Print the data exactly, leaving nothing out.

■ ■ ■

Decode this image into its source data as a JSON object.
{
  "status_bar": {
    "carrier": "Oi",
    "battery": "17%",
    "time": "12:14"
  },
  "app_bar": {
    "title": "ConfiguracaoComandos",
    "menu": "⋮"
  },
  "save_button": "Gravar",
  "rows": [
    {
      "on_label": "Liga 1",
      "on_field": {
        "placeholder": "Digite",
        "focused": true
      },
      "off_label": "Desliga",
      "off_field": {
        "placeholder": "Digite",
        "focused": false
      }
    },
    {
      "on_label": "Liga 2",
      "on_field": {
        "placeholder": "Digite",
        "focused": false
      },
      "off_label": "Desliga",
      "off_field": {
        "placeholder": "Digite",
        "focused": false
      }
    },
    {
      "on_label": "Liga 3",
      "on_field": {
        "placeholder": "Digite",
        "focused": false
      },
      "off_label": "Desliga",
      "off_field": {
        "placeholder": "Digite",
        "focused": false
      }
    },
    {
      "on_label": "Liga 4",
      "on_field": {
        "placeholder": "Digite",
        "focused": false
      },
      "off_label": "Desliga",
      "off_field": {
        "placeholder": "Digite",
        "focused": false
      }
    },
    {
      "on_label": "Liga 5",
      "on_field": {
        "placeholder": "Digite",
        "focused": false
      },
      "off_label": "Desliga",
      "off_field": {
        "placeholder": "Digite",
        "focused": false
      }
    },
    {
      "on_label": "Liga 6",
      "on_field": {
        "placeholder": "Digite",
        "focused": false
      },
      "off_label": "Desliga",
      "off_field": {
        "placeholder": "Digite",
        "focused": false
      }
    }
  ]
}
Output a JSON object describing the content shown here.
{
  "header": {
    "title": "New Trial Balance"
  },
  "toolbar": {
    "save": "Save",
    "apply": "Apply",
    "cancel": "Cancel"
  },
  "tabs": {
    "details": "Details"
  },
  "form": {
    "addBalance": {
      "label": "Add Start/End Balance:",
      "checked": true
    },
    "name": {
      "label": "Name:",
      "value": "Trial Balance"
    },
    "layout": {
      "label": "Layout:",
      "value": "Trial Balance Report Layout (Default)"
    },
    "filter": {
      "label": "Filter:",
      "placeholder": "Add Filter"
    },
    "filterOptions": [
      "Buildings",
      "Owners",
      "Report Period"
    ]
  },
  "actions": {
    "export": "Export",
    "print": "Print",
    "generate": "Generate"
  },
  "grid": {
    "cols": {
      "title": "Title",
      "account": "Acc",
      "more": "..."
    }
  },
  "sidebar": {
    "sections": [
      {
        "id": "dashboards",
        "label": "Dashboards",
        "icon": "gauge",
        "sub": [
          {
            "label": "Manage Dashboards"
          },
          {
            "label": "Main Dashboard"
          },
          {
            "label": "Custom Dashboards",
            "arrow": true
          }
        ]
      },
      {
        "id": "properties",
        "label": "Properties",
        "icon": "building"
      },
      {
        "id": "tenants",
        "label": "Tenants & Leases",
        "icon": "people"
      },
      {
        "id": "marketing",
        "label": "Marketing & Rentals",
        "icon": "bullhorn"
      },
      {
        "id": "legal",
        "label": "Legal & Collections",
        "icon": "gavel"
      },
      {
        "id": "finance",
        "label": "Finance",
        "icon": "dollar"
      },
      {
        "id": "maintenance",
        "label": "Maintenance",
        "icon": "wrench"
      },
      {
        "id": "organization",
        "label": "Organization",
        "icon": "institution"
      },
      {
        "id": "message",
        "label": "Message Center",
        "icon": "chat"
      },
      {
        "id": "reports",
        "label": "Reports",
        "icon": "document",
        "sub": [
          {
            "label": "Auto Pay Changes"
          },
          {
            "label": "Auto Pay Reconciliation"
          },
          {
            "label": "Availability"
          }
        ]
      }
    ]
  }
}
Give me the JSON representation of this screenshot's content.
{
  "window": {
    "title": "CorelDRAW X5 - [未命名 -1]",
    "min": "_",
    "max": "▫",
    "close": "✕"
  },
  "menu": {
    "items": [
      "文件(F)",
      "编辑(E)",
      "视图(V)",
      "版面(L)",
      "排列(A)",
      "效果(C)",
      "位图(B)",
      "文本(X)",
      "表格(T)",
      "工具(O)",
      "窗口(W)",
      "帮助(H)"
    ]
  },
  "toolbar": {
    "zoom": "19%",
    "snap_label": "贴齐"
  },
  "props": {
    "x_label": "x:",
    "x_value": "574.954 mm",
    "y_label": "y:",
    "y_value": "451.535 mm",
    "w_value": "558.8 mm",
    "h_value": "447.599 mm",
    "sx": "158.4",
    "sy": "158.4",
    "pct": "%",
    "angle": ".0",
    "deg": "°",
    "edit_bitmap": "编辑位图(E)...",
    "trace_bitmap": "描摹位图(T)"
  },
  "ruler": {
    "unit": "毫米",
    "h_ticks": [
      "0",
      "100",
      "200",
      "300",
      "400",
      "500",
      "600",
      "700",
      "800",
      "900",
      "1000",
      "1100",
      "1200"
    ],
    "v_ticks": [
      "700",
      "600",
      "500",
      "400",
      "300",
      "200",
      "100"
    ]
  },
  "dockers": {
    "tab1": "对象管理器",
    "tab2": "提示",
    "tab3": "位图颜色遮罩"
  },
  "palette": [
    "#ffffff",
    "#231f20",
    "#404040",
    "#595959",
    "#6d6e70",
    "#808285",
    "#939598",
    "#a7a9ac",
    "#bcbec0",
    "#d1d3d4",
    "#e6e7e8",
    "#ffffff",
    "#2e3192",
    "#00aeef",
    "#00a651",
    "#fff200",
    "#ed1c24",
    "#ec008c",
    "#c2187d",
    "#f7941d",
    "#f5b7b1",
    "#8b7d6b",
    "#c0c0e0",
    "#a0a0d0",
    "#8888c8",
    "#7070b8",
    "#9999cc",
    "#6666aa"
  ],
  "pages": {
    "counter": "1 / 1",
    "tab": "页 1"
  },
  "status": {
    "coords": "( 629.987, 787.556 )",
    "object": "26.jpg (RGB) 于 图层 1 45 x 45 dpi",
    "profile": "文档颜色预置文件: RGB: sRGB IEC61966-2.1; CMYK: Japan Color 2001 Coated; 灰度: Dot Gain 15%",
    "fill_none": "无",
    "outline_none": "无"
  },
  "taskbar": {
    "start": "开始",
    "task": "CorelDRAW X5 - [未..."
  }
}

■ ■ ■

Expected answer ->
Decode this image into its source data as a JSON object.
{
  "status_bar": {
    "carrier": "Oi",
    "battery": "17%",
    "time": "12:14"
  },
  "app_bar": {
    "title": "ConfiguracaoComandos",
    "menu": "⋮"
  },
  "save_button": "Gravar",
  "rows": [
    {
      "on_label": "Liga 1",
      "on_field": {
        "placeholder": "Digite",
        "focused": true
      },
      "off_label": "Desliga",
      "off_field": {
        "placeholder": "Digite",
        "focused": false
      }
    },
    {
      "on_label": "Liga 2",
      "on_field": {
        "placeholder": "Digite",
        "focused": false
      },
      "off_label": "Desliga",
      "off_field": {
        "placeholder": "Digite",
        "focused": false
      }
    },
    {
      "on_label": "Liga 3",
      "on_field": {
        "placeholder": "Digite",
        "focused": false
      },
      "off_label": "Desliga",
      "off_field": {
        "placeholder": "Digite",
        "focused": false
      }
    },
    {
      "on_label": "Liga 4",
      "on_field": {
        "placeholder": "Digite",
        "focused": false
      },
      "off_label": "Desliga",
      "off_field": {
        "placeholder": "Digite",
        "focused": false
      }
    },
    {
      "on_label": "Liga 5",
      "on_field": {
        "placeholder": "Digite",
        "focused": false
      },
      "off_label": "Desliga",
      "off_field": {
        "placeholder": "Digite",
        "focused": false
      }
    },
    {
      "on_label": "Liga 6",
      "on_field": {
        "placeholder": "Digite",
        "focused": false
      },
      "off_label": "Desliga",
      "off_field": {
        "placeholder": "Digite",
        "focused": false
      }
    }
  ]
}
Output a JSON object describing the content shown here.
{
  "header": {
    "title": "New Trial Balance"
  },
  "toolbar": {
    "save": "Save",
    "apply": "Apply",
    "cancel": "Cancel"
  },
  "tabs": {
    "details": "Details"
  },
  "form": {
    "addBalance": {
      "label": "Add Start/End Balance:",
      "checked": true
    },
    "name": {
      "label": "Name:",
      "value": "Trial Balance"
    },
    "layout": {
      "label": "Layout:",
      "value": "Trial Balance Report Layout (Default)"
    },
    "filter": {
      "label": "Filter:",
      "placeholder": "Add Filter"
    },
    "filterOptions": [
      "Buildings",
      "Owners",
      "Report Period"
    ]
  },
  "actions": {
    "export": "Export",
    "print": "Print",
    "generate": "Generate"
  },
  "grid": {
    "cols": {
      "title": "Title",
      "account": "Acc",
      "more": "..."
    }
  },
  "sidebar": {
    "sections": [
      {
        "id": "dashboards",
        "label": "Dashboards",
        "icon": "gauge",
        "sub": [
          {
            "label": "Manage Dashboards"
          },
          {
            "label": "Main Dashboard"
          },
          {
            "label": "Custom Dashboards",
            "arrow": true
          }
        ]
      },
      {
        "id": "properties",
        "label": "Properties",
        "icon": "building"
      },
      {
        "id": "tenants",
        "label": "Tenants & Leases",
        "icon": "people"
      },
      {
        "id": "marketing",
        "label": "Marketing & Rentals",
        "icon": "bullhorn"
      },
      {
        "id": "legal",
        "label": "Legal & Collections",
        "icon": "gavel"
      },
      {
        "id": "finance",
        "label": "Finance",
        "icon": "dollar"
      },
      {
        "id": "maintenance",
        "label": "Maintenance",
        "icon": "wrench"
      },
      {
        "id": "organization",
        "label": "Organization",
        "icon": "institution"
      },
      {
        "id": "message",
        "label": "Message Center",
        "icon": "chat"
      },
      {
        "id": "reports",
        "label": "Reports",
        "icon": "document",
        "sub": [
          {
            "label": "Auto Pay Changes"
          },
          {
            "label": "Auto Pay Reconciliation"
          },
          {
            "label": "Availability"
          }
        ]
      }
    ]
  }
}
Give me the JSON representation of this screenshot's content.
{
  "window": {
    "title": "CorelDRAW X5 - [未命名 -1]",
    "min": "_",
    "max": "▫",
    "close": "✕"
  },
  "menu": {
    "items": [
      "文件(F)",
      "编辑(E)",
      "视图(V)",
      "版面(L)",
      "排列(A)",
      "效果(C)",
      "位图(B)",
      "文本(X)",
      "表格(T)",
      "工具(O)",
      "窗口(W)",
      "帮助(H)"
    ]
  },
  "toolbar": {
    "zoom": "19%",
    "snap_label": "贴齐"
  },
  "props": {
    "x_label": "x:",
    "x_value": "574.954 mm",
    "y_label": "y:",
    "y_value": "451.535 mm",
    "w_value": "558.8 mm",
    "h_value": "447.599 mm",
    "sx": "158.4",
    "sy": "158.4",
    "pct": "%",
    "angle": ".0",
    "deg": "°",
    "edit_bitmap": "编辑位图(E)...",
    "trace_bitmap": "描摹位图(T)"
  },
  "ruler": {
    "unit": "毫米",
    "h_ticks": [
      "0",
      "100",
      "200",
      "300",
      "400",
      "500",
      "600",
      "700",
      "800",
      "900",
      "1000",
      "1100",
      "1200"
    ],
    "v_ticks": [
      "700",
      "600",
      "500",
      "400",
      "300",
      "200",
      "100"
    ]
  },
  "dockers": {
    "tab1": "对象管理器",
    "tab2": "提示",
    "tab3": "位图颜色遮罩"
  },
  "palette": [
    "#ffffff",
    "#231f20",
    "#404040",
    "#595959",
    "#6d6e70",
    "#808285",
    "#939598",
    "#a7a9ac",
    "#bcbec0",
    "#d1d3d4",
    "#e6e7e8",
    "#ffffff",
    "#2e3192",
    "#00aeef",
    "#00a651",
    "#fff200",
    "#ed1c24",
    "#ec008c",
    "#c2187d",
    "#f7941d",
    "#f5b7b1",
    "#8b7d6b",
    "#c0c0e0",
    "#a0a0d0",
    "#8888c8",
    "#7070b8",
    "#9999cc",
    "#6666aa"
  ],
  "pages": {
    "counter": "1 / 1",
    "tab": "页 1"
  },
  "status": {
    "coords": "( 629.987, 787.556 )",
    "object": "26.jpg (RGB) 于 图层 1 45 x 45 dpi",
    "profile": "文档颜色预置文件: RGB: sRGB IEC61966-2.1; CMYK: Japan Color 2001 Coated; 灰度: Dot Gain 15%",
    "fill_none": "无",
    "outline_none": "无"
  },
  "taskbar": {
    "start": "开始",
    "task": "CorelDRAW X5 - [未..."
  }
}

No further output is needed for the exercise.